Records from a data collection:
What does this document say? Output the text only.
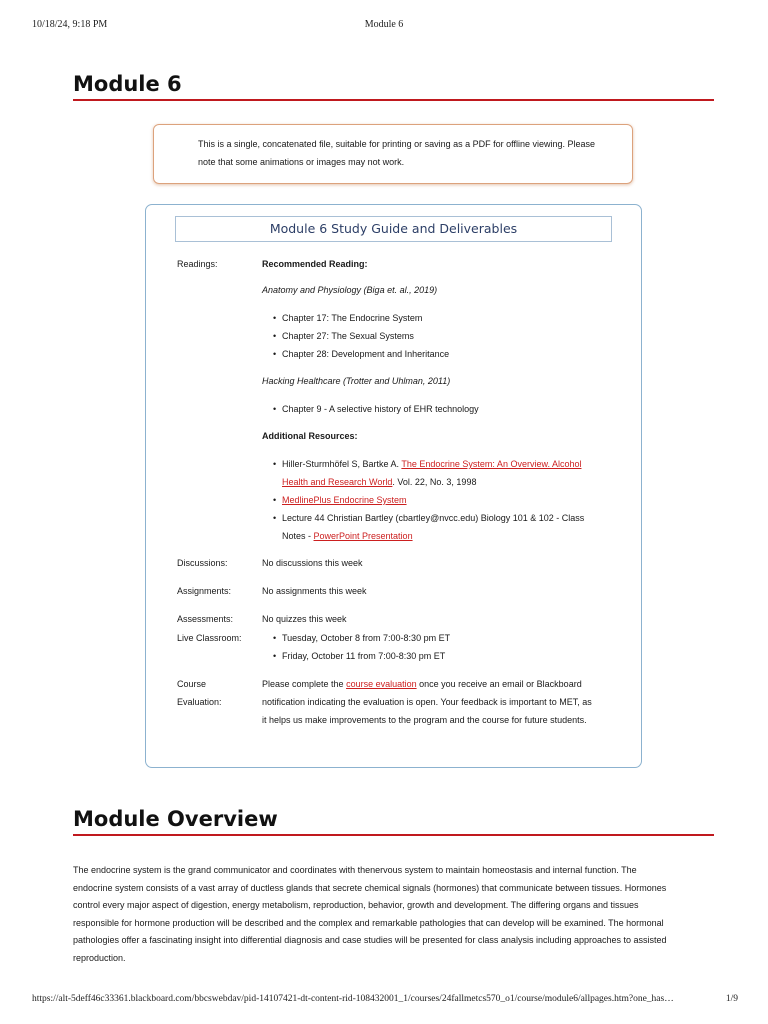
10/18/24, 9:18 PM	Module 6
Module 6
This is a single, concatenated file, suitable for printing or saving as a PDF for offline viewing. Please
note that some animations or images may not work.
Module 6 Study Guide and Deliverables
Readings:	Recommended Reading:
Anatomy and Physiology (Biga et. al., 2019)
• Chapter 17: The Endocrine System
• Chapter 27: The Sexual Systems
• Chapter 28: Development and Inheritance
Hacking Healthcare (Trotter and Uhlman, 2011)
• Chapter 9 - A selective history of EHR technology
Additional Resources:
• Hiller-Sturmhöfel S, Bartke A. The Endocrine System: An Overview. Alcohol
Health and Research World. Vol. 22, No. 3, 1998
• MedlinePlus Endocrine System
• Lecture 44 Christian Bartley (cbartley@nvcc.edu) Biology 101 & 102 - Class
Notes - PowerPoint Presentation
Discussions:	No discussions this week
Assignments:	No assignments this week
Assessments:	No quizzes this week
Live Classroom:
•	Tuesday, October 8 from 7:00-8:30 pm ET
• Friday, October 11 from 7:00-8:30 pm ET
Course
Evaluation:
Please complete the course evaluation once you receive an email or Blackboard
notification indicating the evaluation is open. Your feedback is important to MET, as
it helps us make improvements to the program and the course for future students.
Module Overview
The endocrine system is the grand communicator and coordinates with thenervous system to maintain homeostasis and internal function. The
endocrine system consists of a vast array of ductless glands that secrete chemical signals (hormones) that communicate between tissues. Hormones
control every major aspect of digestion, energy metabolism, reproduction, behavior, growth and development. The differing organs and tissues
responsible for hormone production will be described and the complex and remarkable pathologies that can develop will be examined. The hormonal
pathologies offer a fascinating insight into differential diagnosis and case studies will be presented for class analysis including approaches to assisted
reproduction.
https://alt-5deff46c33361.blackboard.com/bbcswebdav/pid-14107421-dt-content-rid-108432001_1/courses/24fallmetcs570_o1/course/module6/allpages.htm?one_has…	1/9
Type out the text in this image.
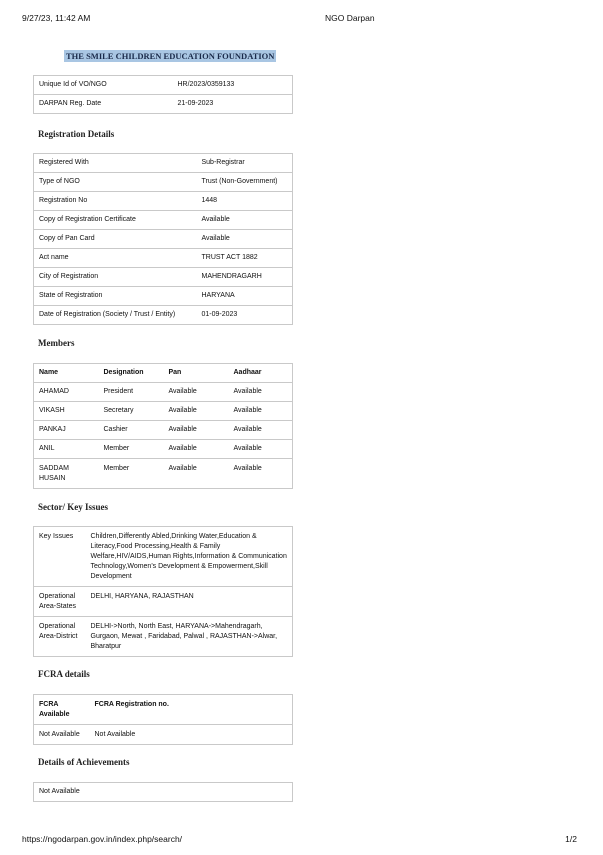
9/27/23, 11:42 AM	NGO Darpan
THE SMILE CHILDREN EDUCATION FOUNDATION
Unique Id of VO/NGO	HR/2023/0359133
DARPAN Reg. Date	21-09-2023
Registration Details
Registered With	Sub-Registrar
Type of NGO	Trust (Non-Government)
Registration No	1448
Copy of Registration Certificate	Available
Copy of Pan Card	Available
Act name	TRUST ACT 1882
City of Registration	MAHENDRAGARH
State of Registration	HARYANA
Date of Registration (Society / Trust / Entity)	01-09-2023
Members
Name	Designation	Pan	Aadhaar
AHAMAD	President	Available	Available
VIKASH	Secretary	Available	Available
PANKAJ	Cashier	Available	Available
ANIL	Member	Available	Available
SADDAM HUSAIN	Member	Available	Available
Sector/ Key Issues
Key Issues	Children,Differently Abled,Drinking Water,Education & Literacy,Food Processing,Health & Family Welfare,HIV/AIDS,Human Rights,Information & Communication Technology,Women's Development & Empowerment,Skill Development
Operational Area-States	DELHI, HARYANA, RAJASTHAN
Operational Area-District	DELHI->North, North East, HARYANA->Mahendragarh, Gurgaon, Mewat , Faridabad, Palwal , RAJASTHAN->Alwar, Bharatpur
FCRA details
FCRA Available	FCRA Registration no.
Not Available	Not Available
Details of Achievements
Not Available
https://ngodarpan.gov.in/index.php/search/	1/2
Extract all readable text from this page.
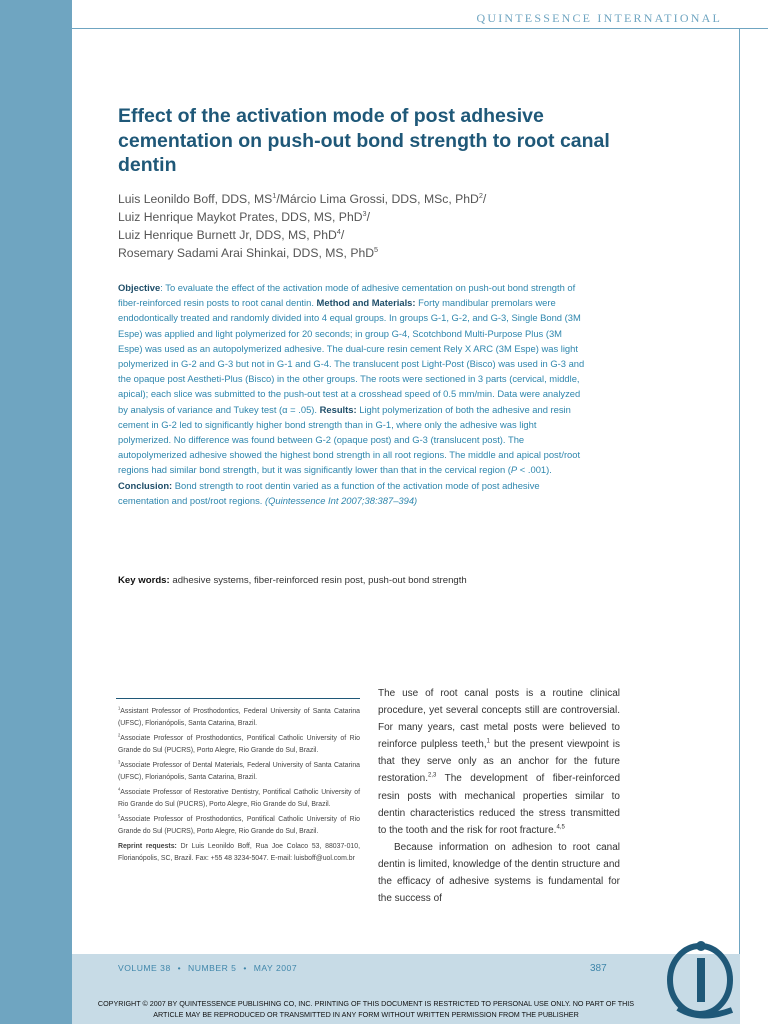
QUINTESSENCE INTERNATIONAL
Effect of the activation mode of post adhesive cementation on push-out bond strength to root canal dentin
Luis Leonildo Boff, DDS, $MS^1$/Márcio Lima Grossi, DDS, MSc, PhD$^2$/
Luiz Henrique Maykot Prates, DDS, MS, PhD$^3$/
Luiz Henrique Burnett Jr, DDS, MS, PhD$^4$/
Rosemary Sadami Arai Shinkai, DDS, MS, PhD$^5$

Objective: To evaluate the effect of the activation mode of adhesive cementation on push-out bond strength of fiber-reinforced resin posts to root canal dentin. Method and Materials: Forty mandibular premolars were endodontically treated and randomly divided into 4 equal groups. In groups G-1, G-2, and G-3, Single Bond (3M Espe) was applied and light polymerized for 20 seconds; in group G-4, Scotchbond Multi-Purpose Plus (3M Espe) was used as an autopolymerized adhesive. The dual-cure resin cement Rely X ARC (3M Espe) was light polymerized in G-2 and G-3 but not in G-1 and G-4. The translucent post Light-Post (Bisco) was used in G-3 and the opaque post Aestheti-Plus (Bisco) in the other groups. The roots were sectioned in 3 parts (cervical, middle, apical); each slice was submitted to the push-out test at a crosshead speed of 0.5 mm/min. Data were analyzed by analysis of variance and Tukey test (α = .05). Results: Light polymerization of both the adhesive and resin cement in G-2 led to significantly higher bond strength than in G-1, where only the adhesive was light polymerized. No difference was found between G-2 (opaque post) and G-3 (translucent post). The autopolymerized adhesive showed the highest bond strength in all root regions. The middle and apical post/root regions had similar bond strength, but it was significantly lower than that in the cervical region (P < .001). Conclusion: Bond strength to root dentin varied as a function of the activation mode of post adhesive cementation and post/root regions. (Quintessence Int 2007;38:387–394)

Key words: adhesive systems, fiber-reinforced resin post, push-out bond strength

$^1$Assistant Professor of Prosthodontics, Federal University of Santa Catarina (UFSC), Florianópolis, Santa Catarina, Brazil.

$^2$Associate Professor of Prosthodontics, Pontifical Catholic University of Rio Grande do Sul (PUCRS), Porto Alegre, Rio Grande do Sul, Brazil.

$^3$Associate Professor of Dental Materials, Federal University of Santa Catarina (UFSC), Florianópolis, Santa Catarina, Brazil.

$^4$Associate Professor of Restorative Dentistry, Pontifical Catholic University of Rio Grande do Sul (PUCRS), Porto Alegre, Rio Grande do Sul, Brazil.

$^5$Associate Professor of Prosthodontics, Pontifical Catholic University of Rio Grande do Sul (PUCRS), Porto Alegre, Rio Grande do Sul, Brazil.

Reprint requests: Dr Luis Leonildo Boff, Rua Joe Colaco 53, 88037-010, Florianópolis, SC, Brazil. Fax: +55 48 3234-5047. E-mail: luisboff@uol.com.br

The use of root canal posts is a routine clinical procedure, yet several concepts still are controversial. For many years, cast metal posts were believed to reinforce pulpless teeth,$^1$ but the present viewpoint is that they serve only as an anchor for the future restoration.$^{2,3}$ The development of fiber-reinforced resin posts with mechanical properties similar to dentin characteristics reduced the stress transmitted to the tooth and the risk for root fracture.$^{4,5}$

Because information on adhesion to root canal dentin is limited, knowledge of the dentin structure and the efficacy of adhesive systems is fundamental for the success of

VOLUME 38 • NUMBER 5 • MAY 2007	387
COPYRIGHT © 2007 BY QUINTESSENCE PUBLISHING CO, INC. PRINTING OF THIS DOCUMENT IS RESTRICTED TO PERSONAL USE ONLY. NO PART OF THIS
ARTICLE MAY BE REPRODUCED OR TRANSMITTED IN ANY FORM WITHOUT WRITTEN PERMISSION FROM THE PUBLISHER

» **REQUIRED WORK**
Filter the data for the string "Catholic" and copy every line that has it.

» **EXERCISE OUTPUT**
$^2$Associate Professor of Prosthodontics, Pontifical Catholic University of Rio Grande do Sul (PUCRS), Porto Alegre, Rio Grande do Sul, Brazil.
$^4$Associate Professor of Restorative Dentistry, Pontifical Catholic University of Rio Grande do Sul (PUCRS), Porto Alegre, Rio Grande do Sul, Brazil.
$^5$Associate Professor of Prosthodontics, Pontifical Catholic University of Rio Grande do Sul (PUCRS), Porto Alegre, Rio Grande do Sul, Brazil.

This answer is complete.